With the images removed, repeat the data below exactly.
-- Data entries start --
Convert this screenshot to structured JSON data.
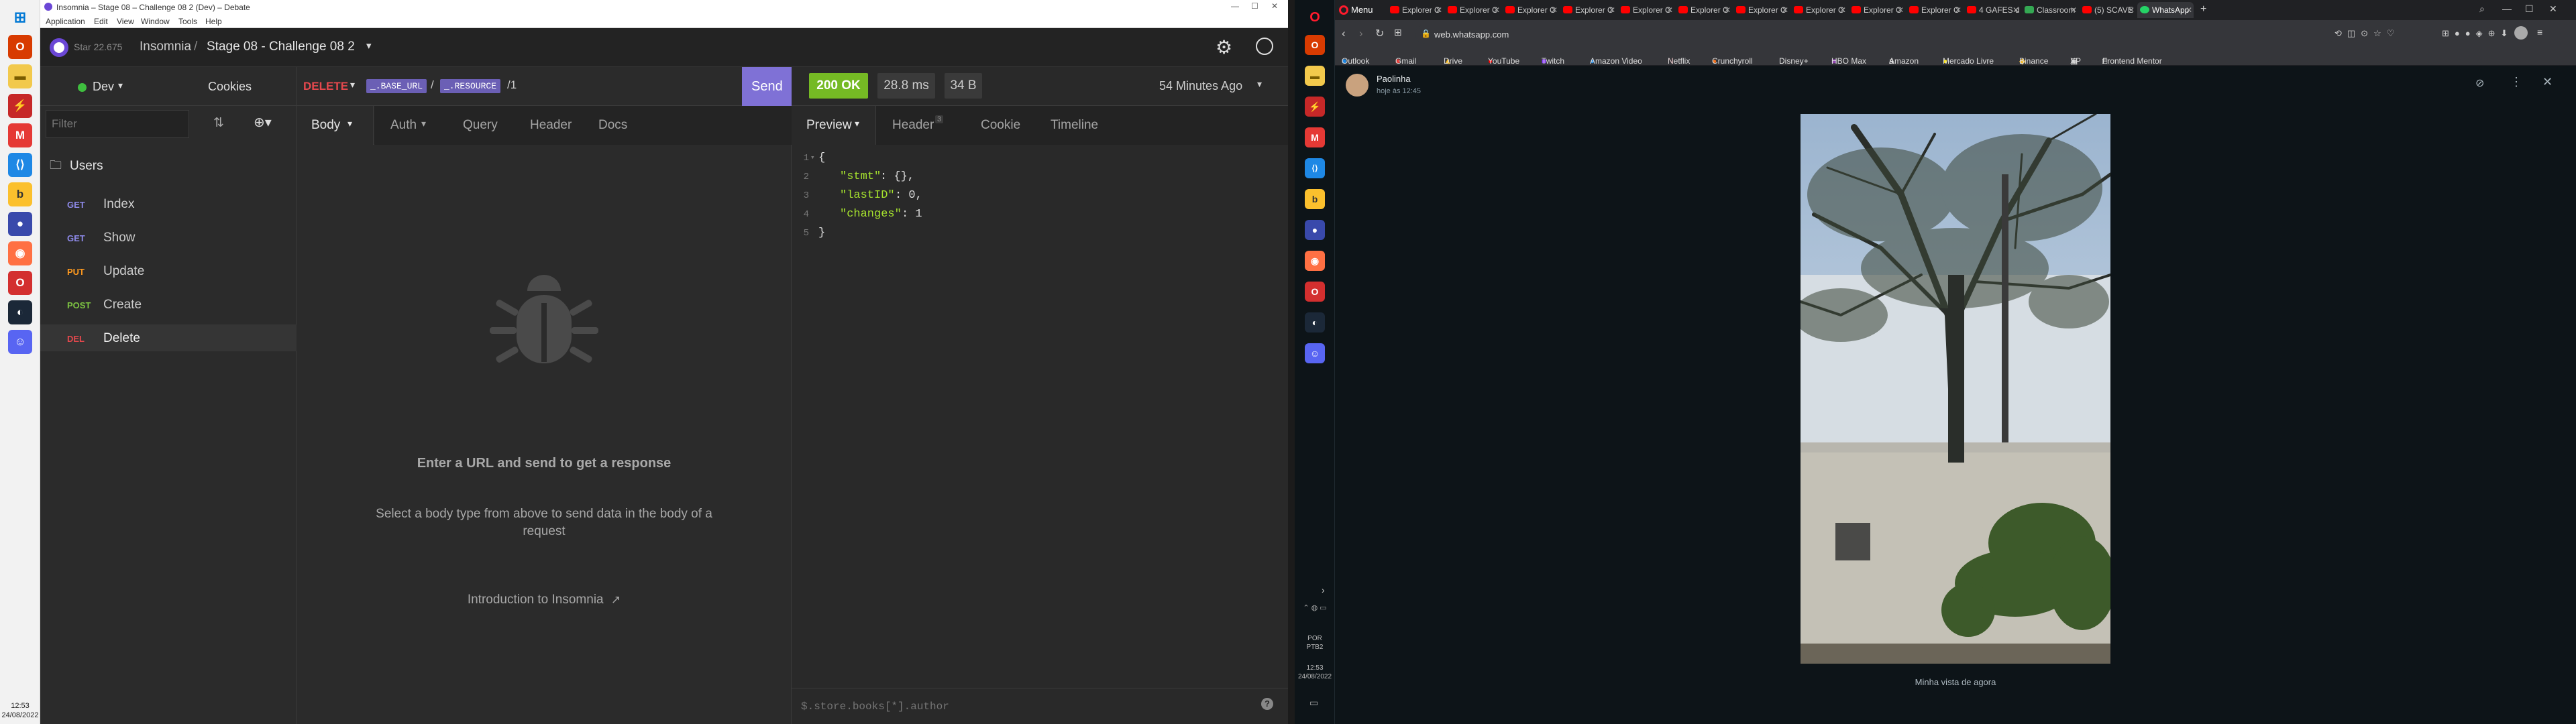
{
  "taskbar_left": {
    "apps": [
      "windows-start",
      "office-icon",
      "file-explorer-icon",
      "pdf-icon",
      "gmail-icon",
      "vscode-icon",
      "keep-icon",
      "chrome-icon",
      "firefox-icon",
      "opera-icon",
      "steam-icon",
      "discord-icon"
    ],
    "time": "12:53",
    "date": "24/08/2022"
  },
  "insomnia": {
    "window_title": "Insomnia – Stage 08 – Challenge 08 2 (Dev) – Debate",
    "menu": [
      "Application",
      "Edit",
      "View",
      "Window",
      "Tools",
      "Help"
    ],
    "star_count": "Star 22.675",
    "app_name": "Insomnia",
    "breadcrumb_sep": "/",
    "workspace": "Stage 08 - Challenge 08 2",
    "environment": "Dev",
    "cookies": "Cookies",
    "filter_placeholder": "Filter",
    "folder": "Users",
    "requests": [
      {
        "method": "GET",
        "name": "Index",
        "color": "#8d89e8"
      },
      {
        "method": "GET",
        "name": "Show",
        "color": "#8d89e8"
      },
      {
        "method": "PUT",
        "name": "Update",
        "color": "#ff9a1f"
      },
      {
        "method": "POST",
        "name": "Create",
        "color": "#7dc442"
      },
      {
        "method": "DEL",
        "name": "Delete",
        "color": "#e5484d"
      }
    ],
    "url": {
      "method": "DELETE",
      "base": "_.BASE_URL",
      "sep": "/",
      "resource": "_.RESOURCE",
      "tail": "/1"
    },
    "send": "Send",
    "request_tabs": [
      "Body",
      "Auth",
      "Query",
      "Header",
      "Docs"
    ],
    "empty_title": "Enter a URL and send to get a response",
    "empty_text": "Select a body type from above to send data in the body of a request",
    "intro_link": "Introduction to Insomnia",
    "status": "200 OK",
    "time": "28.8 ms",
    "size": "34 B",
    "ago": "54 Minutes Ago",
    "response_tabs": [
      "Preview",
      "Header",
      "Cookie",
      "Timeline"
    ],
    "header_count": "3",
    "response_lines": [
      {
        "n": "1",
        "k": "",
        "v": "{"
      },
      {
        "n": "2",
        "k": "\"stmt\"",
        "v": ": {},"
      },
      {
        "n": "3",
        "k": "\"lastID\"",
        "v": ": 0,"
      },
      {
        "n": "4",
        "k": "\"changes\"",
        "v": ": 1"
      },
      {
        "n": "5",
        "k": "",
        "v": "}"
      }
    ],
    "filter_query": "$.store.books[*].author",
    "help": "?",
    "colors": {
      "accent": "#7f71d6",
      "ok": "#75ba24",
      "delete": "#e5484d"
    }
  },
  "opera_sidebar": {
    "time": "12:53",
    "date": "24/08/2022",
    "lang": "POR",
    "lang2": "PTB2"
  },
  "browser": {
    "menu": "Menu",
    "tabs": [
      "Explorer C",
      "Explorer C",
      "Explorer C",
      "Explorer C",
      "Explorer C",
      "Explorer C",
      "Explorer C",
      "Explorer C",
      "Explorer C",
      "Explorer C",
      "4 GAFES d",
      "Classroom",
      "(5) SCAVE",
      "WhatsApp"
    ],
    "address": "web.whatsapp.com",
    "bookmarks": [
      "Outlook",
      "Gmail",
      "Drive",
      "YouTube",
      "Twitch",
      "Amazon Video",
      "Netflix",
      "Crunchyroll",
      "Disney+",
      "HBO Max",
      "Amazon",
      "Mercado Livre",
      "Binance",
      "XP",
      "Frontend Mentor"
    ],
    "whatsapp": {
      "name": "Paolinha",
      "time": "hoje às 12:45",
      "caption": "Minha vista de agora"
    }
  }
}
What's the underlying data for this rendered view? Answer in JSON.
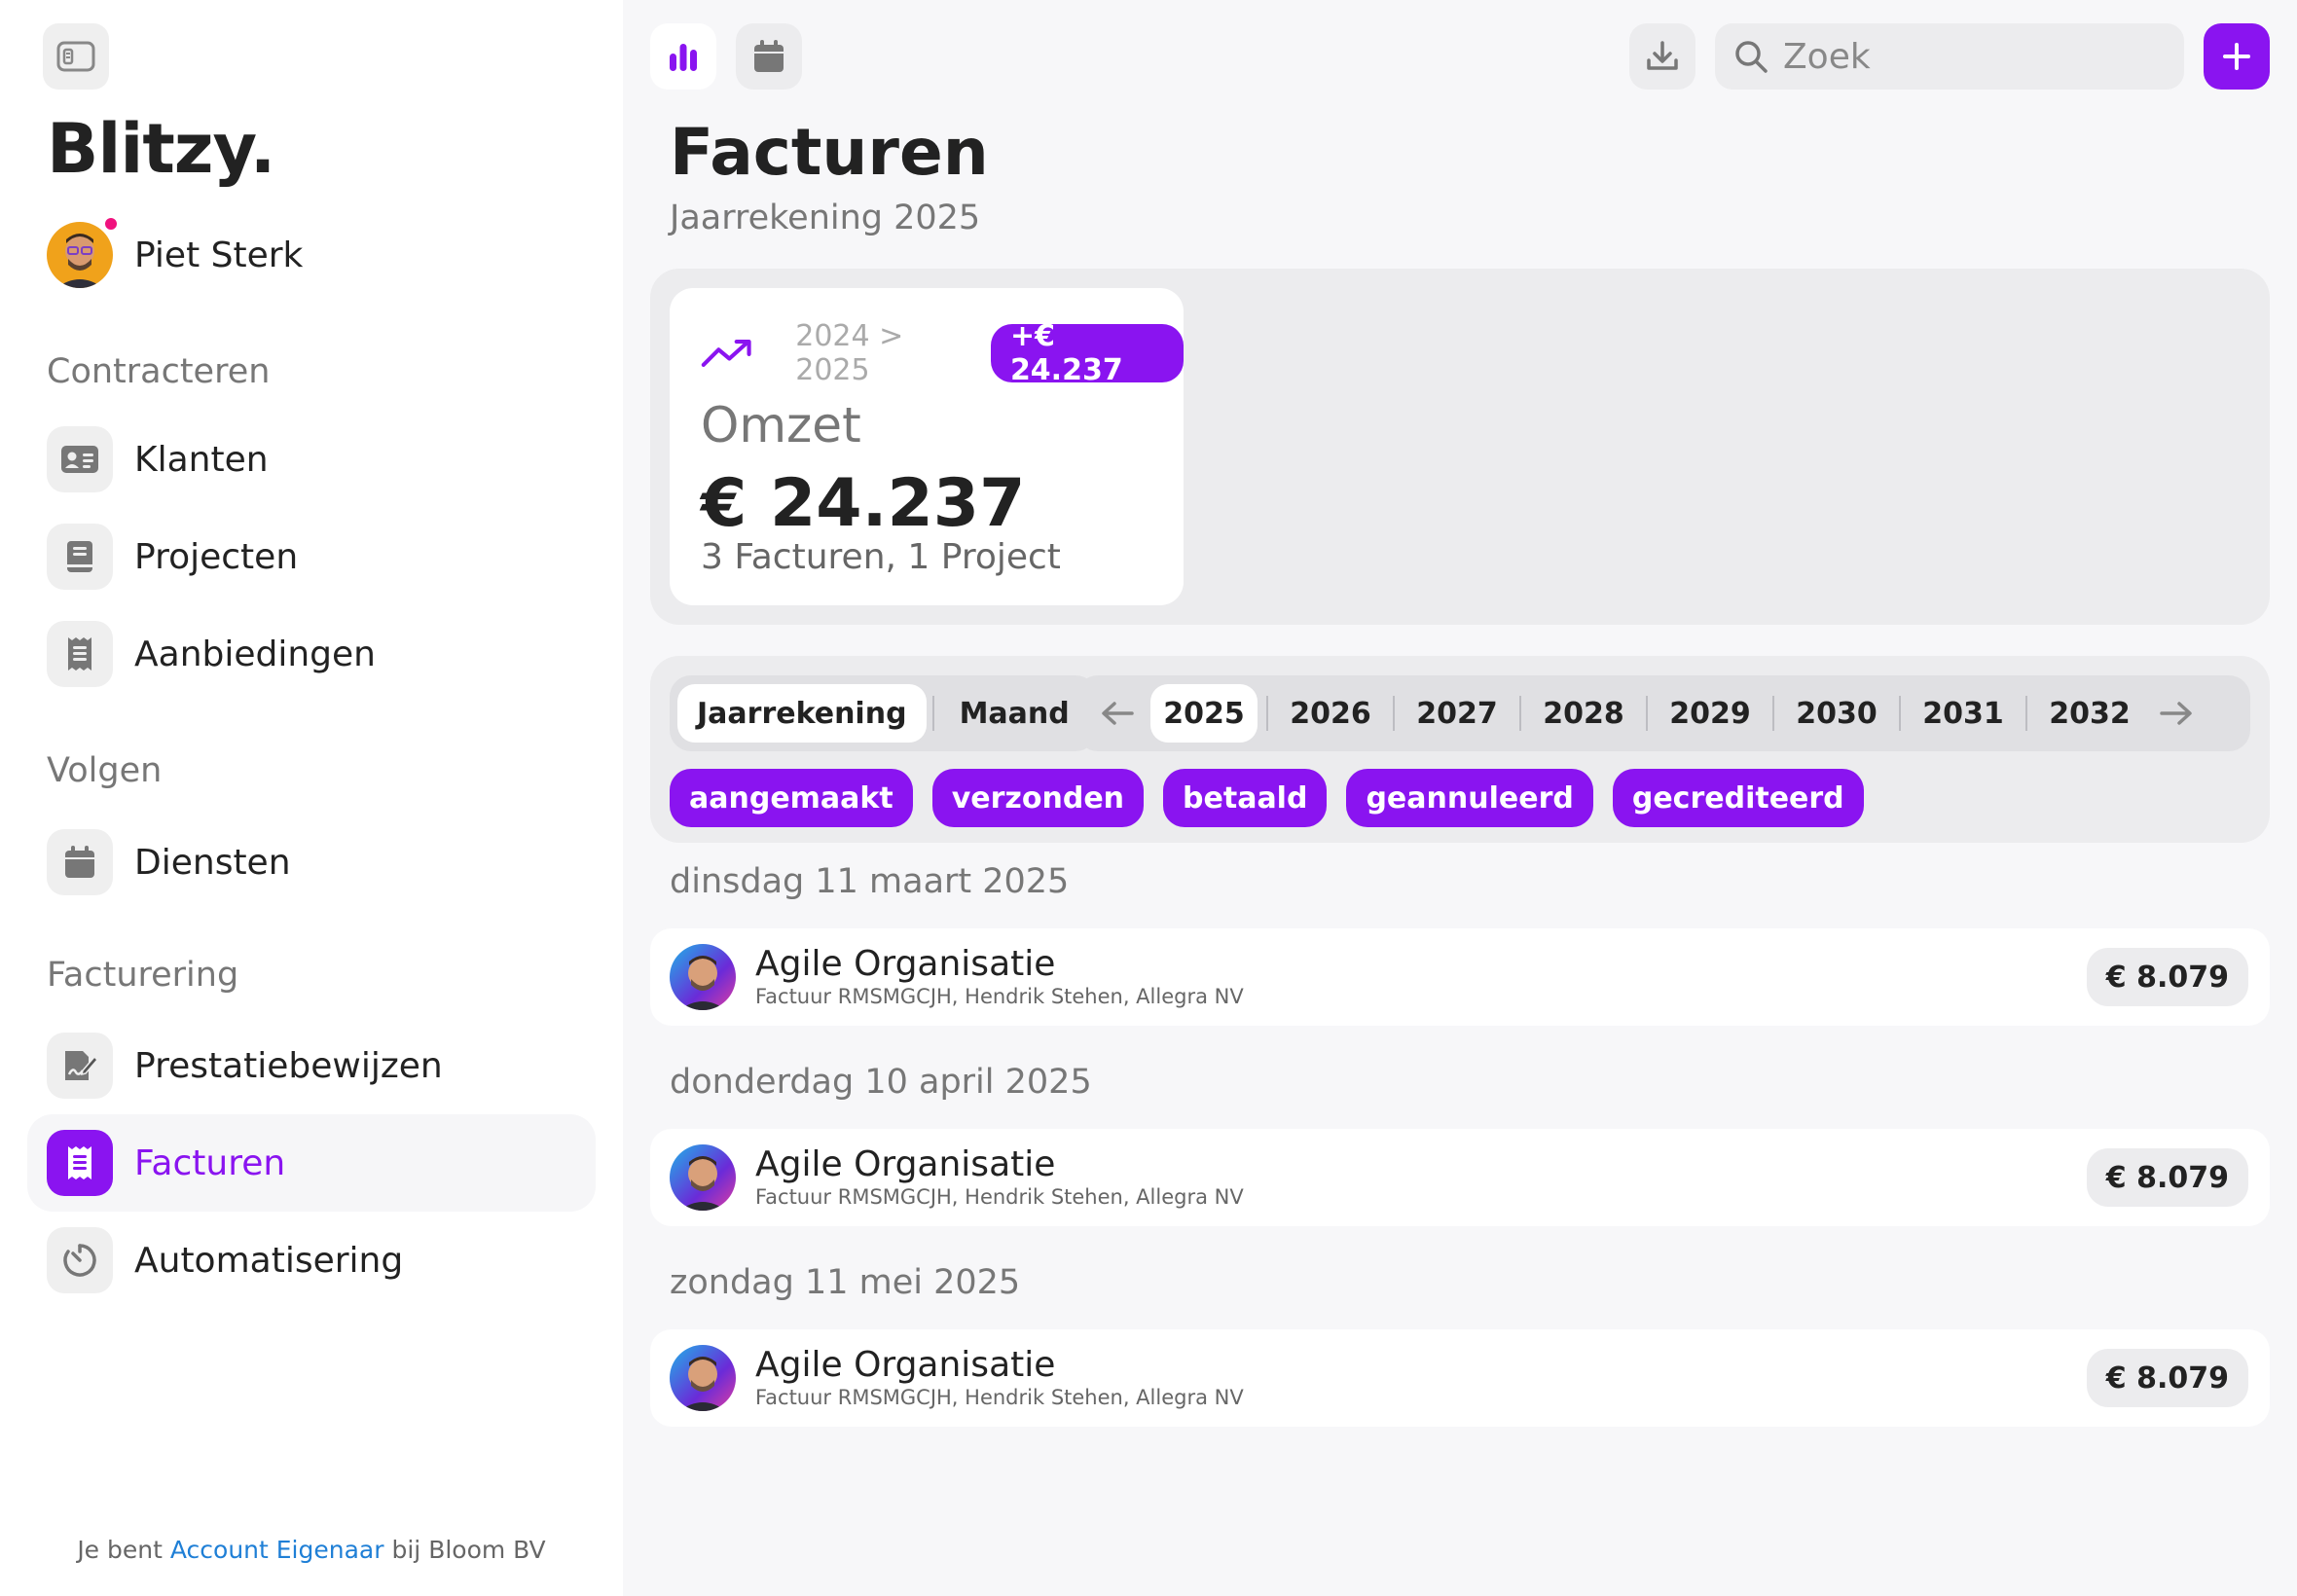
{
  "app": {
    "brand": "Blitzy."
  },
  "user": {
    "name": "Piet Sterk"
  },
  "sidebar": {
    "sections": [
      {
        "title": "Contracteren",
        "items": [
          {
            "label": "Klanten",
            "icon": "contact-card-icon"
          },
          {
            "label": "Projecten",
            "icon": "book-icon"
          },
          {
            "label": "Aanbiedingen",
            "icon": "receipt-icon"
          }
        ]
      },
      {
        "title": "Volgen",
        "items": [
          {
            "label": "Diensten",
            "icon": "calendar-icon"
          }
        ]
      },
      {
        "title": "Facturering",
        "items": [
          {
            "label": "Prestatiebewijzen",
            "icon": "signature-icon"
          },
          {
            "label": "Facturen",
            "icon": "invoice-icon",
            "active": true
          },
          {
            "label": "Automatisering",
            "icon": "timer-icon"
          }
        ]
      }
    ],
    "footer": {
      "prefix": "Je bent",
      "role": "Account Eigenaar",
      "suffix": "bij Bloom BV"
    }
  },
  "topbar": {
    "search_placeholder": "Zoek"
  },
  "header": {
    "title": "Facturen",
    "subtitle": "Jaarrekening 2025"
  },
  "summary": {
    "range": "2024 > 2025",
    "badge": "+€ 24.237",
    "label": "Omzet",
    "value": "€ 24.237",
    "meta": "3 Facturen, 1 Project"
  },
  "filters": {
    "modes": [
      "Jaarrekening",
      "Maand"
    ],
    "selected_mode": "Jaarrekening",
    "years": [
      "2025",
      "2026",
      "2027",
      "2028",
      "2029",
      "2030",
      "2031",
      "2032"
    ],
    "selected_year": "2025",
    "statuses": [
      "aangemaakt",
      "verzonden",
      "betaald",
      "geannuleerd",
      "gecrediteerd"
    ]
  },
  "invoices": [
    {
      "date": "dinsdag 11 maart 2025",
      "title": "Agile Organisatie",
      "subtitle": "Factuur RMSMGCJH, Hendrik Stehen, Allegra NV",
      "amount": "€ 8.079"
    },
    {
      "date": "donderdag 10 april 2025",
      "title": "Agile Organisatie",
      "subtitle": "Factuur RMSMGCJH, Hendrik Stehen, Allegra NV",
      "amount": "€ 8.079"
    },
    {
      "date": "zondag 11 mei 2025",
      "title": "Agile Organisatie",
      "subtitle": "Factuur RMSMGCJH, Hendrik Stehen, Allegra NV",
      "amount": "€ 8.079"
    }
  ],
  "colors": {
    "accent": "#8a14f0",
    "link": "#1f7fd6",
    "notification": "#f0127e"
  }
}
-- Data entries end --
Exercise result:
Convert this screenshot to structured JSON data.
{
  "taskbar_left": {
    "apps": [
      "windows-start",
      "office-icon",
      "file-explorer-icon",
      "pdf-icon",
      "gmail-icon",
      "vscode-icon",
      "keep-icon",
      "chrome-icon",
      "firefox-icon",
      "opera-icon",
      "steam-icon",
      "discord-icon"
    ],
    "time": "12:53",
    "date": "24/08/2022"
  },
  "insomnia": {
    "window_title": "Insomnia – Stage 08 – Challenge 08 2 (Dev) – Debate",
    "menu": [
      "Application",
      "Edit",
      "View",
      "Window",
      "Tools",
      "Help"
    ],
    "star_count": "Star 22.675",
    "app_name": "Insomnia",
    "breadcrumb_sep": "/",
    "workspace": "Stage 08 - Challenge 08 2",
    "environment": "Dev",
    "cookies": "Cookies",
    "filter_placeholder": "Filter",
    "folder": "Users",
    "requests": [
      {
        "method": "GET",
        "name": "Index",
        "color": "#8d89e8"
      },
      {
        "method": "GET",
        "name": "Show",
        "color": "#8d89e8"
      },
      {
        "method": "PUT",
        "name": "Update",
        "color": "#ff9a1f"
      },
      {
        "method": "POST",
        "name": "Create",
        "color": "#7dc442"
      },
      {
        "method": "DEL",
        "name": "Delete",
        "color": "#e5484d"
      }
    ],
    "url": {
      "method": "DELETE",
      "base": "_.BASE_URL",
      "sep": "/",
      "resource": "_.RESOURCE",
      "tail": "/1"
    },
    "send": "Send",
    "request_tabs": [
      "Body",
      "Auth",
      "Query",
      "Header",
      "Docs"
    ],
    "empty_title": "Enter a URL and send to get a response",
    "empty_text": "Select a body type from above to send data in the body of a request",
    "intro_link": "Introduction to Insomnia",
    "status": "200 OK",
    "time": "28.8 ms",
    "size": "34 B",
    "ago": "54 Minutes Ago",
    "response_tabs": [
      "Preview",
      "Header",
      "Cookie",
      "Timeline"
    ],
    "header_count": "3",
    "response_lines": [
      {
        "n": "1",
        "k": "",
        "v": "{"
      },
      {
        "n": "2",
        "k": "\"stmt\"",
        "v": ": {},"
      },
      {
        "n": "3",
        "k": "\"lastID\"",
        "v": ": 0,"
      },
      {
        "n": "4",
        "k": "\"changes\"",
        "v": ": 1"
      },
      {
        "n": "5",
        "k": "",
        "v": "}"
      }
    ],
    "filter_query": "$.store.books[*].author",
    "help": "?",
    "colors": {
      "accent": "#7f71d6",
      "ok": "#75ba24",
      "delete": "#e5484d"
    }
  },
  "opera_sidebar": {
    "time": "12:53",
    "date": "24/08/2022",
    "lang": "POR",
    "lang2": "PTB2"
  },
  "browser": {
    "menu": "Menu",
    "tabs": [
      "Explorer C",
      "Explorer C",
      "Explorer C",
      "Explorer C",
      "Explorer C",
      "Explorer C",
      "Explorer C",
      "Explorer C",
      "Explorer C",
      "Explorer C",
      "4 GAFES d",
      "Classroom",
      "(5) SCAVE",
      "WhatsApp"
    ],
    "address": "web.whatsapp.com",
    "bookmarks": [
      "Outlook",
      "Gmail",
      "Drive",
      "YouTube",
      "Twitch",
      "Amazon Video",
      "Netflix",
      "Crunchyroll",
      "Disney+",
      "HBO Max",
      "Amazon",
      "Mercado Livre",
      "Binance",
      "XP",
      "Frontend Mentor"
    ],
    "whatsapp": {
      "name": "Paolinha",
      "time": "hoje às 12:45",
      "caption": "Minha vista de agora"
    }
  }
}
What's the underlying data for this rendered view? Answer in JSON.
{
  "app": {
    "brand": "Blitzy."
  },
  "user": {
    "name": "Piet Sterk"
  },
  "sidebar": {
    "sections": [
      {
        "title": "Contracteren",
        "items": [
          {
            "label": "Klanten",
            "icon": "contact-card-icon"
          },
          {
            "label": "Projecten",
            "icon": "book-icon"
          },
          {
            "label": "Aanbiedingen",
            "icon": "receipt-icon"
          }
        ]
      },
      {
        "title": "Volgen",
        "items": [
          {
            "label": "Diensten",
            "icon": "calendar-icon"
          }
        ]
      },
      {
        "title": "Facturering",
        "items": [
          {
            "label": "Prestatiebewijzen",
            "icon": "signature-icon"
          },
          {
            "label": "Facturen",
            "icon": "invoice-icon",
            "active": true
          },
          {
            "label": "Automatisering",
            "icon": "timer-icon"
          }
        ]
      }
    ],
    "footer": {
      "prefix": "Je bent",
      "role": "Account Eigenaar",
      "suffix": "bij Bloom BV"
    }
  },
  "topbar": {
    "search_placeholder": "Zoek"
  },
  "header": {
    "title": "Facturen",
    "subtitle": "Jaarrekening 2025"
  },
  "summary": {
    "range": "2024 > 2025",
    "badge": "+€ 24.237",
    "label": "Omzet",
    "value": "€ 24.237",
    "meta": "3 Facturen, 1 Project"
  },
  "filters": {
    "modes": [
      "Jaarrekening",
      "Maand"
    ],
    "selected_mode": "Jaarrekening",
    "years": [
      "2025",
      "2026",
      "2027",
      "2028",
      "2029",
      "2030",
      "2031",
      "2032"
    ],
    "selected_year": "2025",
    "statuses": [
      "aangemaakt",
      "verzonden",
      "betaald",
      "geannuleerd",
      "gecrediteerd"
    ]
  },
  "invoices": [
    {
      "date": "dinsdag 11 maart 2025",
      "title": "Agile Organisatie",
      "subtitle": "Factuur RMSMGCJH, Hendrik Stehen, Allegra NV",
      "amount": "€ 8.079"
    },
    {
      "date": "donderdag 10 april 2025",
      "title": "Agile Organisatie",
      "subtitle": "Factuur RMSMGCJH, Hendrik Stehen, Allegra NV",
      "amount": "€ 8.079"
    },
    {
      "date": "zondag 11 mei 2025",
      "title": "Agile Organisatie",
      "subtitle": "Factuur RMSMGCJH, Hendrik Stehen, Allegra NV",
      "amount": "€ 8.079"
    }
  ],
  "colors": {
    "accent": "#8a14f0",
    "link": "#1f7fd6",
    "notification": "#f0127e"
  }
}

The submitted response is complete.